● PROBLEM TO SOLVE
Copy out every line exactly as given.

● INFORMATION GIVEN
---+---

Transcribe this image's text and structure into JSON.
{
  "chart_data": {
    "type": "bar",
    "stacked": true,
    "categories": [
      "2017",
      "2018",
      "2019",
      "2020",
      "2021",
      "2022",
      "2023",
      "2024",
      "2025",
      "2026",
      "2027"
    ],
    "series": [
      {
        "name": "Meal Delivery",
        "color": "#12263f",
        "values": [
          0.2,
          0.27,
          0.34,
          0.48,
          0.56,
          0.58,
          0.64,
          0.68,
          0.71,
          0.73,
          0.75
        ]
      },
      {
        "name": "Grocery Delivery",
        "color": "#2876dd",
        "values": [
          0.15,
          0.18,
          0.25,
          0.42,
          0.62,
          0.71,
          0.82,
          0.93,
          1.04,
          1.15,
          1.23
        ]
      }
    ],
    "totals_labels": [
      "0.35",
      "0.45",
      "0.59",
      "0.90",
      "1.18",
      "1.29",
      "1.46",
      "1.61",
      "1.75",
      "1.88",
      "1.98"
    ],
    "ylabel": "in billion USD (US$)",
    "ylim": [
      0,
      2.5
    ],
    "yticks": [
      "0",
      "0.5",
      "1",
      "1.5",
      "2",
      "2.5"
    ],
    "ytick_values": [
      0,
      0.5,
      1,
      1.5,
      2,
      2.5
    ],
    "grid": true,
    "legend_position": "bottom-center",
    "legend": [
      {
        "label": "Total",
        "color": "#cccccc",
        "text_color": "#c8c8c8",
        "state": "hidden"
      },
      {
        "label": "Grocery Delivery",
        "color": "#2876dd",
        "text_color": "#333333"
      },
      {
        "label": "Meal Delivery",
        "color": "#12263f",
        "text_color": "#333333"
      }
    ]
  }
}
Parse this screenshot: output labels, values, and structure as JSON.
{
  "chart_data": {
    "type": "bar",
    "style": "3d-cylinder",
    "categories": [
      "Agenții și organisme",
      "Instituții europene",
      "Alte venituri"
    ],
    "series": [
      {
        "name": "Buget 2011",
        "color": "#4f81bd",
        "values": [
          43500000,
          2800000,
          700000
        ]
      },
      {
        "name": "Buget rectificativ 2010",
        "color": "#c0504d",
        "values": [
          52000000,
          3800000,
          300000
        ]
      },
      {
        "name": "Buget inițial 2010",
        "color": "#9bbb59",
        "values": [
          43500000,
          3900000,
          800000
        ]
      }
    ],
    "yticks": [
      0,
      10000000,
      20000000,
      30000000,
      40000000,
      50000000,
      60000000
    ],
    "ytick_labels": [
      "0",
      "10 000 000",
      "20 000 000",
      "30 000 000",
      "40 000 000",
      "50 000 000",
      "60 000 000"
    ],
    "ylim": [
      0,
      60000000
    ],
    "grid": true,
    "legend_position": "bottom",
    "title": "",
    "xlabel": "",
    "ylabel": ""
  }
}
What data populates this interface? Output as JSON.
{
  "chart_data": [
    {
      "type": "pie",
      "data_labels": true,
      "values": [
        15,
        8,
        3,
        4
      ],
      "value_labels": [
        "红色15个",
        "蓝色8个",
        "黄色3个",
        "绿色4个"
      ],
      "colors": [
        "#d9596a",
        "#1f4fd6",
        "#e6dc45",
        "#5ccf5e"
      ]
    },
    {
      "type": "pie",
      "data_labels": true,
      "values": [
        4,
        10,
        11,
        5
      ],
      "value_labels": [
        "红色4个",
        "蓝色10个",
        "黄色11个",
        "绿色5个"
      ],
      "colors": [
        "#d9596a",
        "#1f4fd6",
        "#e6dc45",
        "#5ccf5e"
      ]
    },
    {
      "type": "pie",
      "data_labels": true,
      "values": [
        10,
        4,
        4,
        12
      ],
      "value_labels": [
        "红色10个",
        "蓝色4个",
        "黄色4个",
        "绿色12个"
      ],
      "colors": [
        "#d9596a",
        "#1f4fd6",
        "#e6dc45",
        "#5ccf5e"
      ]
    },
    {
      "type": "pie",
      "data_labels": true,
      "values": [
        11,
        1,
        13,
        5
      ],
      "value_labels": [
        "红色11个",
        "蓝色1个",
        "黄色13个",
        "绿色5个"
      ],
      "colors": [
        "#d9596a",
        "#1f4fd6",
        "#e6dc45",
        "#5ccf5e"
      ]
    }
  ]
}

---+---

● SOLUTION
Transcribe this image's text and structure into JSON.
{
  "chart_data": {
    "type": "bar",
    "stacked": true,
    "categories": [
      "2017",
      "2018",
      "2019",
      "2020",
      "2021",
      "2022",
      "2023",
      "2024",
      "2025",
      "2026",
      "2027"
    ],
    "series": [
      {
        "name": "Meal Delivery",
        "color": "#12263f",
        "values": [
          0.2,
          0.27,
          0.34,
          0.48,
          0.56,
          0.58,
          0.64,
          0.68,
          0.71,
          0.73,
          0.75
        ]
      },
      {
        "name": "Grocery Delivery",
        "color": "#2876dd",
        "values": [
          0.15,
          0.18,
          0.25,
          0.42,
          0.62,
          0.71,
          0.82,
          0.93,
          1.04,
          1.15,
          1.23
        ]
      }
    ],
    "totals_labels": [
      "0.35",
      "0.45",
      "0.59",
      "0.90",
      "1.18",
      "1.29",
      "1.46",
      "1.61",
      "1.75",
      "1.88",
      "1.98"
    ],
    "ylabel": "in billion USD (US$)",
    "ylim": [
      0,
      2.5
    ],
    "yticks": [
      "0",
      "0.5",
      "1",
      "1.5",
      "2",
      "2.5"
    ],
    "ytick_values": [
      0,
      0.5,
      1,
      1.5,
      2,
      2.5
    ],
    "grid": true,
    "legend_position": "bottom-center",
    "legend": [
      {
        "label": "Total",
        "color": "#cccccc",
        "text_color": "#c8c8c8",
        "state": "hidden"
      },
      {
        "label": "Grocery Delivery",
        "color": "#2876dd",
        "text_color": "#333333"
      },
      {
        "label": "Meal Delivery",
        "color": "#12263f",
        "text_color": "#333333"
      }
    ]
  }
}
Parse this screenshot: output labels, values, and structure as JSON.
{
  "chart_data": {
    "type": "bar",
    "style": "3d-cylinder",
    "categories": [
      "Agenții și organisme",
      "Instituții europene",
      "Alte venituri"
    ],
    "series": [
      {
        "name": "Buget 2011",
        "color": "#4f81bd",
        "values": [
          43500000,
          2800000,
          700000
        ]
      },
      {
        "name": "Buget rectificativ 2010",
        "color": "#c0504d",
        "values": [
          52000000,
          3800000,
          300000
        ]
      },
      {
        "name": "Buget inițial 2010",
        "color": "#9bbb59",
        "values": [
          43500000,
          3900000,
          800000
        ]
      }
    ],
    "yticks": [
      0,
      10000000,
      20000000,
      30000000,
      40000000,
      50000000,
      60000000
    ],
    "ytick_labels": [
      "0",
      "10 000 000",
      "20 000 000",
      "30 000 000",
      "40 000 000",
      "50 000 000",
      "60 000 000"
    ],
    "ylim": [
      0,
      60000000
    ],
    "grid": true,
    "legend_position": "bottom",
    "title": "",
    "xlabel": "",
    "ylabel": ""
  }
}
What data populates this interface? Output as JSON.
{
  "chart_data": [
    {
      "type": "pie",
      "data_labels": true,
      "values": [
        15,
        8,
        3,
        4
      ],
      "value_labels": [
        "红色15个",
        "蓝色8个",
        "黄色3个",
        "绿色4个"
      ],
      "colors": [
        "#d9596a",
        "#1f4fd6",
        "#e6dc45",
        "#5ccf5e"
      ]
    },
    {
      "type": "pie",
      "data_labels": true,
      "values": [
        4,
        10,
        11,
        5
      ],
      "value_labels": [
        "红色4个",
        "蓝色10个",
        "黄色11个",
        "绿色5个"
      ],
      "colors": [
        "#d9596a",
        "#1f4fd6",
        "#e6dc45",
        "#5ccf5e"
      ]
    },
    {
      "type": "pie",
      "data_labels": true,
      "values": [
        10,
        4,
        4,
        12
      ],
      "value_labels": [
        "红色10个",
        "蓝色4个",
        "黄色4个",
        "绿色12个"
      ],
      "colors": [
        "#d9596a",
        "#1f4fd6",
        "#e6dc45",
        "#5ccf5e"
      ]
    },
    {
      "type": "pie",
      "data_labels": true,
      "values": [
        11,
        1,
        13,
        5
      ],
      "value_labels": [
        "红色11个",
        "蓝色1个",
        "黄色13个",
        "绿色5个"
      ],
      "colors": [
        "#d9596a",
        "#1f4fd6",
        "#e6dc45",
        "#5ccf5e"
      ]
    }
  ]
}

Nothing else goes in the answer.